#### [Prompt]
Please give the count of lines holding the string "принимаемого" and nothing besides.

#### [Information given]
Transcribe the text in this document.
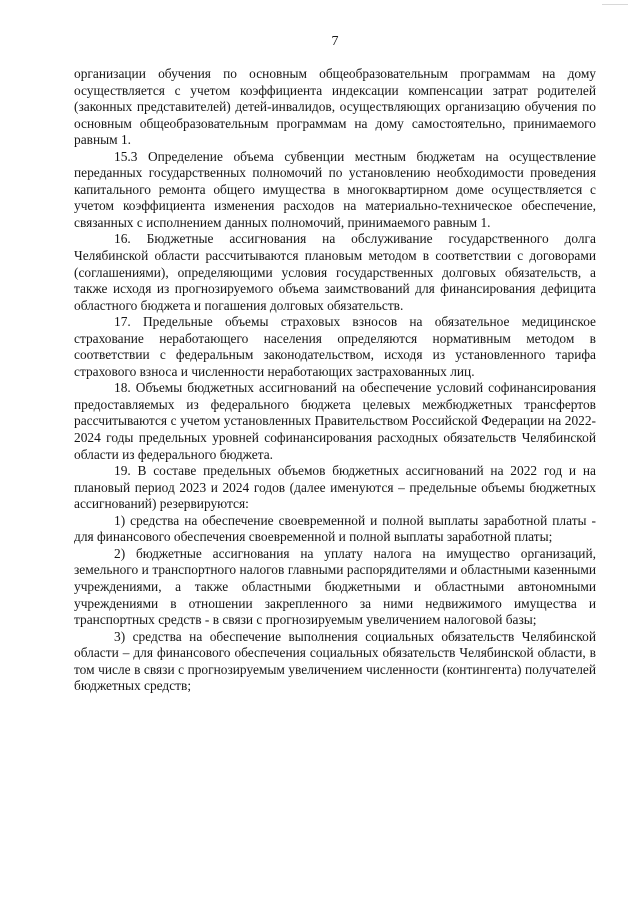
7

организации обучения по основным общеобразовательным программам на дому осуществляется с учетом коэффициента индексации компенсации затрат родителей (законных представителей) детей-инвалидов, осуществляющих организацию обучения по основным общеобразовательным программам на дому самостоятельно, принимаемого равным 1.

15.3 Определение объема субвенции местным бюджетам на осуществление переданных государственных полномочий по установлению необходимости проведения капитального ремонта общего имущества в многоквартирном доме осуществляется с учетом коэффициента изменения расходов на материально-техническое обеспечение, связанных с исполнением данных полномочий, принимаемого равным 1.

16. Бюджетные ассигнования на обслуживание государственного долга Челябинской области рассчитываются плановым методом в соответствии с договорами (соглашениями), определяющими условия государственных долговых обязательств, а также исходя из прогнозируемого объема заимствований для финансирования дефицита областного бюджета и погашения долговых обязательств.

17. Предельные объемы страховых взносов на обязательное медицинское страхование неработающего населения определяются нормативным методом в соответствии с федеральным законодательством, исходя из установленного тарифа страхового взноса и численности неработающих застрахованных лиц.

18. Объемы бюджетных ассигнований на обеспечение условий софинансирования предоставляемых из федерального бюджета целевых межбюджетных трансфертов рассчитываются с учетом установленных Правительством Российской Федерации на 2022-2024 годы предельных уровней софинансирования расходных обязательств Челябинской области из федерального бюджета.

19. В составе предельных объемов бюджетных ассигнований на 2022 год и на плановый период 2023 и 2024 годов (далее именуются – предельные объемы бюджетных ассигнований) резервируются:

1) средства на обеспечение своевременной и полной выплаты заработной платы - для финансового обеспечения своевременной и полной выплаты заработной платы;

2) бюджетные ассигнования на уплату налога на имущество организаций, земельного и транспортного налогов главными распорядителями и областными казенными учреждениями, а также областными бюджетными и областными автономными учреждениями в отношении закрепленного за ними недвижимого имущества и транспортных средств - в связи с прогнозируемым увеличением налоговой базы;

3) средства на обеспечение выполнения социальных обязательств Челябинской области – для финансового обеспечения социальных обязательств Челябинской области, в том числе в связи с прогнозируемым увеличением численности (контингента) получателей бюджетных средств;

#### [Solution to this exercise]
2